Figure contents as structured data:
◆ ◆ ◆

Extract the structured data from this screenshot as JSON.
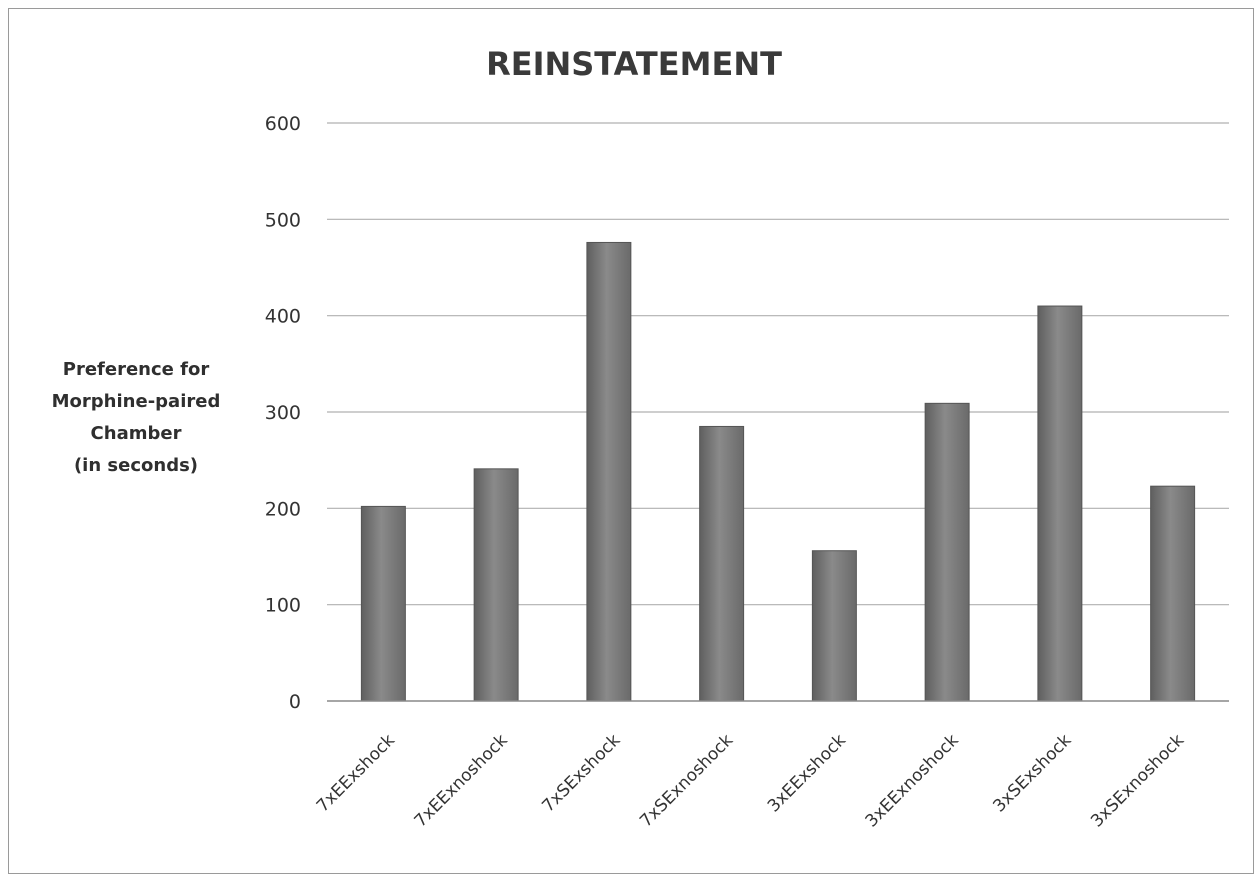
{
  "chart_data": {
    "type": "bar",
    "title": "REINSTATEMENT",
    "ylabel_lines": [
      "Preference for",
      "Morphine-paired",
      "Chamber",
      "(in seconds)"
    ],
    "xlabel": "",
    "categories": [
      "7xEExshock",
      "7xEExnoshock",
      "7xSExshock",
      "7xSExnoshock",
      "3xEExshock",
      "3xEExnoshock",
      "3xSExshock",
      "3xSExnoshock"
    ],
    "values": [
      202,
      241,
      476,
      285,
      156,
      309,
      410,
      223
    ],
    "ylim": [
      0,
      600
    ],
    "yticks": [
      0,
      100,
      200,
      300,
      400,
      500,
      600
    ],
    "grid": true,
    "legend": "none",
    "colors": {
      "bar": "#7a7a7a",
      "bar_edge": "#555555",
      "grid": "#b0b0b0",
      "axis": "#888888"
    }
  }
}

◆ ◆ ◆

--- WRITTEN TASK ---
Extract every line of the data exactly; pictures stay out.

--- FINISHED ANSWER ---
Extract the structured data from this screenshot as JSON.
{
  "chart_data": {
    "type": "bar",
    "title": "REINSTATEMENT",
    "ylabel_lines": [
      "Preference for",
      "Morphine-paired",
      "Chamber",
      "(in seconds)"
    ],
    "xlabel": "",
    "categories": [
      "7xEExshock",
      "7xEExnoshock",
      "7xSExshock",
      "7xSExnoshock",
      "3xEExshock",
      "3xEExnoshock",
      "3xSExshock",
      "3xSExnoshock"
    ],
    "values": [
      202,
      241,
      476,
      285,
      156,
      309,
      410,
      223
    ],
    "ylim": [
      0,
      600
    ],
    "yticks": [
      0,
      100,
      200,
      300,
      400,
      500,
      600
    ],
    "grid": true,
    "legend": "none",
    "colors": {
      "bar": "#7a7a7a",
      "bar_edge": "#555555",
      "grid": "#b0b0b0",
      "axis": "#888888"
    }
  }
}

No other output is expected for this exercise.